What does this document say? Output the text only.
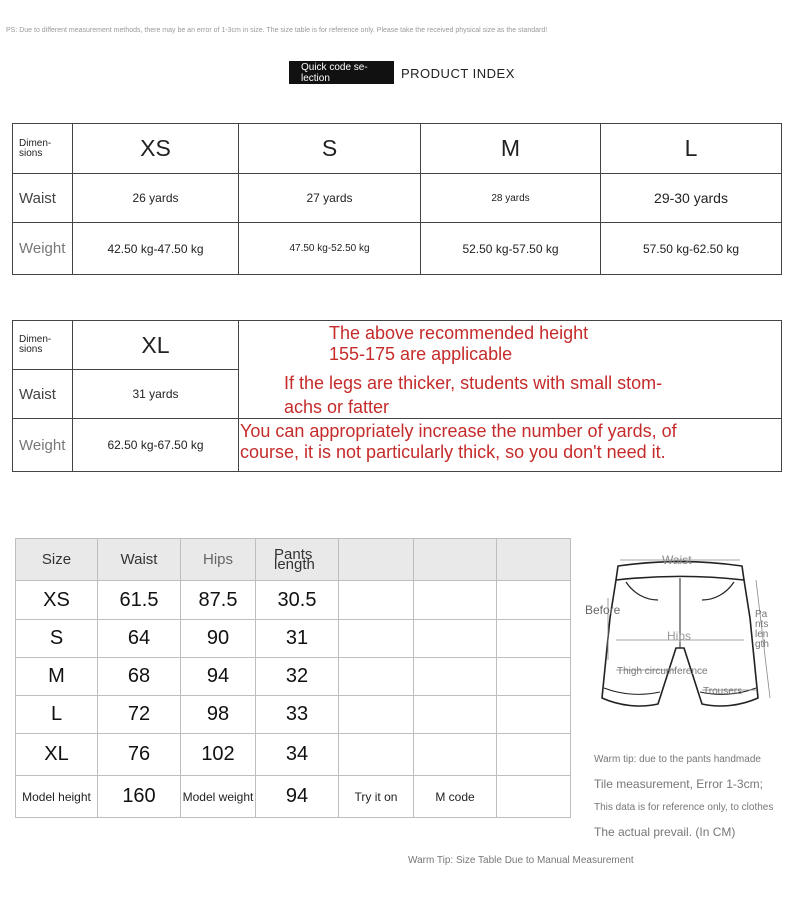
PS: Due to different measurement methods, there may be an error of 1-3cm in size. The size table is for reference only. Please take the received physical size as the standard!
Quick code se- lection	PRODUCT INDEX
Dimen- sions	XS	S	M	L
Waist	26 yards	27 yards	28 yards	29-30 yards
Weight	42.50 kg-47.50 kg	47.50 kg-52.50 kg	52.50 kg-57.50 kg	57.50 kg-62.50 kg
Dimen- sions	XL	
Waist	31 yards	
Weight	62.50 kg-67.50 kg	
The above recommended height
155-175 are applicable
If the legs are thicker, students with small stom-
achs or fatter
You can appropriately increase the number of yards, of
course, it is not particularly thick, so you don't need it.
Size	Waist	Hips	Pants length			
XS	61.5	87.5	30.5			
S	64	90	31			
M	68	94	32			
L	72	98	33			
XL	76	102	34			
Model height	160	Model weight	94	Try it on	M code	
Waist
Before
Hips
Pants length
Thigh circumference
Trousers
Warm tip: due to the pants handmade
Tile measurement, Error 1-3cm;
This data is for reference only, to clothes
The actual prevail. (In CM)
Warm Tip: Size Table Due to Manual Measurement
========
*TASK TO CARRY OUT:*
Pick out each line that holds the string "reference".

*RESPONSE TO THIS TASK:*
PS: Due to different measurement methods, there may be an error of 1-3cm in size. The size table is for reference only. Please take the received physical size as the standard!
This data is for reference only, to clothes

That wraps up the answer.